_Aim_: Your answer should be one number: how many lines of the records hold the string "screenshot".

::::::

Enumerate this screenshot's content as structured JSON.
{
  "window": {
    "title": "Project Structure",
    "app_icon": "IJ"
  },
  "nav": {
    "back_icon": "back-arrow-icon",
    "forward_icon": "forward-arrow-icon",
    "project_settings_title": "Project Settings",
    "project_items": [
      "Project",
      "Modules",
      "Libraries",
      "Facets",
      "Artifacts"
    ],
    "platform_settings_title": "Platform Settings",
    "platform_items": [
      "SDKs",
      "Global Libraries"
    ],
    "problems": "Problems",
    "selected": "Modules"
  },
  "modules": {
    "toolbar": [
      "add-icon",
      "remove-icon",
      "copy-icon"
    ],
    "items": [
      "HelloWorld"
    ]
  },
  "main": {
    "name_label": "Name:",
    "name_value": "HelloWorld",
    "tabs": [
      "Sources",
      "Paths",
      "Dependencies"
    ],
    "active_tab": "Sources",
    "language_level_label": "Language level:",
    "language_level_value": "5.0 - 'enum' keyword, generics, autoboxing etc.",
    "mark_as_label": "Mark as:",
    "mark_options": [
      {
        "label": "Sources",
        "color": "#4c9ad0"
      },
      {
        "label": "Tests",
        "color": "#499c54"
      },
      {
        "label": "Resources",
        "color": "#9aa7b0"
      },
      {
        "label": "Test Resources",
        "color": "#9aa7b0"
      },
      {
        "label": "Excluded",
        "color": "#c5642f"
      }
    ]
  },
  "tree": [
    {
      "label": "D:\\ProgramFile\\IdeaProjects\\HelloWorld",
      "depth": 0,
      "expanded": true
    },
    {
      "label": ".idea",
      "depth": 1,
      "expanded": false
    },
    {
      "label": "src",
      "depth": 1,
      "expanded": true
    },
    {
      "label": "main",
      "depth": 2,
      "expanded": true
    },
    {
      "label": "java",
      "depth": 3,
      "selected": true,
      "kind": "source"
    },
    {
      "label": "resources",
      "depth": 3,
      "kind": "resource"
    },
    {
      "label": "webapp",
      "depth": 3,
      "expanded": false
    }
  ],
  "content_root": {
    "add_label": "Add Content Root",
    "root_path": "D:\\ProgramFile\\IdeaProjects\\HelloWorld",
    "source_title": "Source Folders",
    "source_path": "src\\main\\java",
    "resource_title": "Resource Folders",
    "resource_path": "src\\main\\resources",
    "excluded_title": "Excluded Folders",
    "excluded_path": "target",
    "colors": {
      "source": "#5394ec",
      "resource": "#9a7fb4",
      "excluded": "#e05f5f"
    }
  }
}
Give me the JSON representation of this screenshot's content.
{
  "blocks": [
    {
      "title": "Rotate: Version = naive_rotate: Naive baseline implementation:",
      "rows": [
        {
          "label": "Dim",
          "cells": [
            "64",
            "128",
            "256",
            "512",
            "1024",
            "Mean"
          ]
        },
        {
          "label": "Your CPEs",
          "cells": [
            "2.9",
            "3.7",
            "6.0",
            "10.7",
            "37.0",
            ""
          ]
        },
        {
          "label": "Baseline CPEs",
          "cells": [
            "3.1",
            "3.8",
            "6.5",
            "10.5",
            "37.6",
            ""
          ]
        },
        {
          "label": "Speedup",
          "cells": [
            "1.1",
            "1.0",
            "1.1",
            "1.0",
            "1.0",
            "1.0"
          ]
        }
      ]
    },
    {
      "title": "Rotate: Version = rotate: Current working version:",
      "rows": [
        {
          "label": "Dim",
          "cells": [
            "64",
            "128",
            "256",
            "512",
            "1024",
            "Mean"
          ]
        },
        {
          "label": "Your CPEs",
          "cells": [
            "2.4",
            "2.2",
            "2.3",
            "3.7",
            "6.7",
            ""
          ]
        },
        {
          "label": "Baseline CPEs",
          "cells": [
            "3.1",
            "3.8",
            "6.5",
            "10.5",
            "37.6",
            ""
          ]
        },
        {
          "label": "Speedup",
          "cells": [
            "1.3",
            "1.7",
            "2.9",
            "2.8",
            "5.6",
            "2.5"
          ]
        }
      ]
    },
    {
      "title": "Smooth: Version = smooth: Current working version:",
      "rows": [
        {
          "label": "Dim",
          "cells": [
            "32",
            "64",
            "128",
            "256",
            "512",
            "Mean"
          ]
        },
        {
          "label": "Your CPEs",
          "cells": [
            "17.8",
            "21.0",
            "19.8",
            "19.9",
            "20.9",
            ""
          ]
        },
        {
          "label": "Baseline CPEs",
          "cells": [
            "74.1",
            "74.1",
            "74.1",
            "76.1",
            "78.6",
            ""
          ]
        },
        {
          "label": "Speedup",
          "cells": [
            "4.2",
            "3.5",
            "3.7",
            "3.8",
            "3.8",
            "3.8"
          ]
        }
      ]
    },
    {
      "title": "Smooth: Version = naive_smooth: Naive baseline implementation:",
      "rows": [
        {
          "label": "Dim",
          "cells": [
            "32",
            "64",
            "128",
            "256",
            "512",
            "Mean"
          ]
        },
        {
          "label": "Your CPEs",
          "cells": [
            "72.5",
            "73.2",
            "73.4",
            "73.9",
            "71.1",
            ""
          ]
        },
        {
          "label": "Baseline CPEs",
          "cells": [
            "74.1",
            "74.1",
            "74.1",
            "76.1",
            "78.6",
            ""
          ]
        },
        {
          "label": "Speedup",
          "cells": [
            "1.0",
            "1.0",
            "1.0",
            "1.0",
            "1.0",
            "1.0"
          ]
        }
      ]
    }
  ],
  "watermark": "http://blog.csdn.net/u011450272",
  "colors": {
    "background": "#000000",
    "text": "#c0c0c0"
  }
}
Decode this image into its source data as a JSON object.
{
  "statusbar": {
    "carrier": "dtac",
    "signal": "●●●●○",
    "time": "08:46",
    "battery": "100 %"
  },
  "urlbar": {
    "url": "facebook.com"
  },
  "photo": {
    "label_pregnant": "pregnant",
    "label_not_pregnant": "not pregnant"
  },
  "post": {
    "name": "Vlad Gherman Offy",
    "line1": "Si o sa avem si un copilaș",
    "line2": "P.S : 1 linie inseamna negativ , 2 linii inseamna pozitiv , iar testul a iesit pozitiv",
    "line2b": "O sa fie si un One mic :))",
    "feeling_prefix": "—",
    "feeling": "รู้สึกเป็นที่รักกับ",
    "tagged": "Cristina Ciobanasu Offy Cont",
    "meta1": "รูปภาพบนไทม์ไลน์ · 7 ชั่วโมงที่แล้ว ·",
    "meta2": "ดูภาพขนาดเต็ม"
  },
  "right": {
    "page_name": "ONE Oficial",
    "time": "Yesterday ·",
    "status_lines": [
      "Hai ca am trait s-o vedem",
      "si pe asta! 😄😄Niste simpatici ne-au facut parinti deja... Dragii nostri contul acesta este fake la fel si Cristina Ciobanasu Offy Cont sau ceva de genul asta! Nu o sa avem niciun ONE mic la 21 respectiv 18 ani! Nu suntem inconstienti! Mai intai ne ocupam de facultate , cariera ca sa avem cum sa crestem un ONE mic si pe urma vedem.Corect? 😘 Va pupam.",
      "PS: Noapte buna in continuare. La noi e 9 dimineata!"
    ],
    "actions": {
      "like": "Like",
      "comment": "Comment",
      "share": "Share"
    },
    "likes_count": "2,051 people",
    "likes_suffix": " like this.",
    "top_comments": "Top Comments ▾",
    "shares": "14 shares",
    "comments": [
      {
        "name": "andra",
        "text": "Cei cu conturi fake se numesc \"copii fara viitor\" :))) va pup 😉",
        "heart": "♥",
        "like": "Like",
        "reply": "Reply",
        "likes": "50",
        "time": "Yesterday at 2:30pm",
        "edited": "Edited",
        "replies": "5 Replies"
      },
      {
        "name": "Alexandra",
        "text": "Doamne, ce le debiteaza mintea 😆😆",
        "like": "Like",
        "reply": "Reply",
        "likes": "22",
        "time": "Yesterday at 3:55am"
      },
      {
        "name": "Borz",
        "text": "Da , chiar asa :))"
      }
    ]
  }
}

::::::

_Output_: 2